Every entry below is to be copied exactly, with nothing left out.

+ + +

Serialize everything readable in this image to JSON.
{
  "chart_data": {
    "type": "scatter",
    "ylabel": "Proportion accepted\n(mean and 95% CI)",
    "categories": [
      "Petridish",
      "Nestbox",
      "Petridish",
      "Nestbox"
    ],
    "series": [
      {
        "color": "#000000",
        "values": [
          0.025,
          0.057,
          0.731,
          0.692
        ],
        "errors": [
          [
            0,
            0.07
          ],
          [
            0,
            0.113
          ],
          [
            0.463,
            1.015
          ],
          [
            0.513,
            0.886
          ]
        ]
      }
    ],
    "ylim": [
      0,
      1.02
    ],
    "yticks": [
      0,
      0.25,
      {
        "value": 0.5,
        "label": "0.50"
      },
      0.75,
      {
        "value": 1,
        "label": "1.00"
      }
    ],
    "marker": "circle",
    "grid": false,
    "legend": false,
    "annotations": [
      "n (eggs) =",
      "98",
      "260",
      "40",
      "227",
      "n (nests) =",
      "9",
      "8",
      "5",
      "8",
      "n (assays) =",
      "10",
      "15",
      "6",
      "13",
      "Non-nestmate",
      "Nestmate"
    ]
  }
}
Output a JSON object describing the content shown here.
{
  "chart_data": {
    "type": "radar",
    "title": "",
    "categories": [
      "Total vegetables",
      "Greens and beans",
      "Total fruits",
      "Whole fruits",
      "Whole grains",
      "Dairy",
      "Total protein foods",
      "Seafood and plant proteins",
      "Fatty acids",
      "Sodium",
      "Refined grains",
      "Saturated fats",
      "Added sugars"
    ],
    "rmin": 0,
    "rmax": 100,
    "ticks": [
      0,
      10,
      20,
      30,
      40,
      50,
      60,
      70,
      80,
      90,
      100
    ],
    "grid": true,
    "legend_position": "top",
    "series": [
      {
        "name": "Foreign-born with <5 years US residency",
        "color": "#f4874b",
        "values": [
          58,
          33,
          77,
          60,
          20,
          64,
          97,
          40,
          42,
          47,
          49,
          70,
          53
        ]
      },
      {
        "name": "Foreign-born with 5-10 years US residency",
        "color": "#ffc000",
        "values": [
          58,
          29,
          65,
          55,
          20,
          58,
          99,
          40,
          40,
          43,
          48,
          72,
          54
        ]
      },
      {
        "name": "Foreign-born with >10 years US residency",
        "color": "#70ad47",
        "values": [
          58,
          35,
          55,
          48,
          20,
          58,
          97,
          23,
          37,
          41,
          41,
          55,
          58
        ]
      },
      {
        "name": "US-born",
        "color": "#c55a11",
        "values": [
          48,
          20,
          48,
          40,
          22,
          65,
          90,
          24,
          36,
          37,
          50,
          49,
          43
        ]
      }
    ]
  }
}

+ + +

Answer to the exercise
Serialize everything readable in this image to JSON.
{
  "chart_data": {
    "type": "scatter",
    "ylabel": "Proportion accepted\n(mean and 95% CI)",
    "categories": [
      "Petridish",
      "Nestbox",
      "Petridish",
      "Nestbox"
    ],
    "series": [
      {
        "color": "#000000",
        "values": [
          0.025,
          0.057,
          0.731,
          0.692
        ],
        "errors": [
          [
            0,
            0.07
          ],
          [
            0,
            0.113
          ],
          [
            0.463,
            1.015
          ],
          [
            0.513,
            0.886
          ]
        ]
      }
    ],
    "ylim": [
      0,
      1.02
    ],
    "yticks": [
      0,
      0.25,
      {
        "value": 0.5,
        "label": "0.50"
      },
      0.75,
      {
        "value": 1,
        "label": "1.00"
      }
    ],
    "marker": "circle",
    "grid": false,
    "legend": false,
    "annotations": [
      "n (eggs) =",
      "98",
      "260",
      "40",
      "227",
      "n (nests) =",
      "9",
      "8",
      "5",
      "8",
      "n (assays) =",
      "10",
      "15",
      "6",
      "13",
      "Non-nestmate",
      "Nestmate"
    ]
  }
}
Output a JSON object describing the content shown here.
{
  "chart_data": {
    "type": "radar",
    "title": "",
    "categories": [
      "Total vegetables",
      "Greens and beans",
      "Total fruits",
      "Whole fruits",
      "Whole grains",
      "Dairy",
      "Total protein foods",
      "Seafood and plant proteins",
      "Fatty acids",
      "Sodium",
      "Refined grains",
      "Saturated fats",
      "Added sugars"
    ],
    "rmin": 0,
    "rmax": 100,
    "ticks": [
      0,
      10,
      20,
      30,
      40,
      50,
      60,
      70,
      80,
      90,
      100
    ],
    "grid": true,
    "legend_position": "top",
    "series": [
      {
        "name": "Foreign-born with <5 years US residency",
        "color": "#f4874b",
        "values": [
          58,
          33,
          77,
          60,
          20,
          64,
          97,
          40,
          42,
          47,
          49,
          70,
          53
        ]
      },
      {
        "name": "Foreign-born with 5-10 years US residency",
        "color": "#ffc000",
        "values": [
          58,
          29,
          65,
          55,
          20,
          58,
          99,
          40,
          40,
          43,
          48,
          72,
          54
        ]
      },
      {
        "name": "Foreign-born with >10 years US residency",
        "color": "#70ad47",
        "values": [
          58,
          35,
          55,
          48,
          20,
          58,
          97,
          23,
          37,
          41,
          41,
          55,
          58
        ]
      },
      {
        "name": "US-born",
        "color": "#c55a11",
        "values": [
          48,
          20,
          48,
          40,
          22,
          65,
          90,
          24,
          36,
          37,
          50,
          49,
          43
        ]
      }
    ]
  }
}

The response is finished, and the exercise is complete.